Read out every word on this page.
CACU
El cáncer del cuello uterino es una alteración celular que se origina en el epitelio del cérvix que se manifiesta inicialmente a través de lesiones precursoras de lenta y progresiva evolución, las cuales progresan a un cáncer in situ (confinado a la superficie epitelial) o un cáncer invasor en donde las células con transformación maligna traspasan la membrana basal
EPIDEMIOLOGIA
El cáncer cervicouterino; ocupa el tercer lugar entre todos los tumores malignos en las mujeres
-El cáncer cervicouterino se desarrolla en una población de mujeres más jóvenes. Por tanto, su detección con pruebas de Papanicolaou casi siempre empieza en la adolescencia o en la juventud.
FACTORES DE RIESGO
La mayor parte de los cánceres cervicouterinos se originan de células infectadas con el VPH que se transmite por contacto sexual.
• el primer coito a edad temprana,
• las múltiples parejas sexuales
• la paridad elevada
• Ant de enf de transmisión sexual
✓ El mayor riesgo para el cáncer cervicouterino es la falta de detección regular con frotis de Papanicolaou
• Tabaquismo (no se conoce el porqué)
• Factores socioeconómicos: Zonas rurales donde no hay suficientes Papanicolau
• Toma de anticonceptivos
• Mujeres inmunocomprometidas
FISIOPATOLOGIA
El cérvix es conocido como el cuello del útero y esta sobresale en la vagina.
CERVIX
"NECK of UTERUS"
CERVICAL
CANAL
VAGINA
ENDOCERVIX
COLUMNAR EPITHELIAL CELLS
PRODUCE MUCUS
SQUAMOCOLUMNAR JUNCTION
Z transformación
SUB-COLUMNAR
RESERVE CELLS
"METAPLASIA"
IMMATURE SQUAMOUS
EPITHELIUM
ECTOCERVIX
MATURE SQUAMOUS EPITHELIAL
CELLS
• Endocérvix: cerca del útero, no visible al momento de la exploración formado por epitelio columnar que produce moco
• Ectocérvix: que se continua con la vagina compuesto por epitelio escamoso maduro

• _Your task_
Once you have read the records above, write them all out exactly.

• _Solution to this problem_
Read out every word on this page.
CACU
El cáncer del cuello uterino es una alteración celular que se origina en el epitelio del cérvix que se manifiesta inicialmente a través de lesiones precursoras de lenta y progresiva evolución, las cuales progresan a un cáncer in situ (confinado a la superficie epitelial) o un cáncer invasor en donde las células con transformación maligna traspasan la membrana basal
EPIDEMIOLOGIA
El cáncer cervicouterino; ocupa el tercer lugar entre todos los tumores malignos en las mujeres
-El cáncer cervicouterino se desarrolla en una población de mujeres más jóvenes. Por tanto, su detección con pruebas de Papanicolaou casi siempre empieza en la adolescencia o en la juventud.
FACTORES DE RIESGO
La mayor parte de los cánceres cervicouterinos se originan de células infectadas con el VPH que se transmite por contacto sexual.
• el primer coito a edad temprana,
• las múltiples parejas sexuales
• la paridad elevada
• Ant de enf de transmisión sexual
✓ El mayor riesgo para el cáncer cervicouterino es la falta de detección regular con frotis de Papanicolaou
• Tabaquismo (no se conoce el porqué)
• Factores socioeconómicos: Zonas rurales donde no hay suficientes Papanicolau
• Toma de anticonceptivos
• Mujeres inmunocomprometidas
FISIOPATOLOGIA
El cérvix es conocido como el cuello del útero y esta sobresale en la vagina.
CERVIX
"NECK of UTERUS"
CERVICAL
CANAL
VAGINA
ENDOCERVIX
COLUMNAR EPITHELIAL CELLS
PRODUCE MUCUS
SQUAMOCOLUMNAR JUNCTION
Z transformación
SUB-COLUMNAR
RESERVE CELLS
"METAPLASIA"
IMMATURE SQUAMOUS
EPITHELIUM
ECTOCERVIX
MATURE SQUAMOUS EPITHELIAL
CELLS
• Endocérvix: cerca del útero, no visible al momento de la exploración formado por epitelio columnar que produce moco
• Ectocérvix: que se continua con la vagina compuesto por epitelio escamoso maduro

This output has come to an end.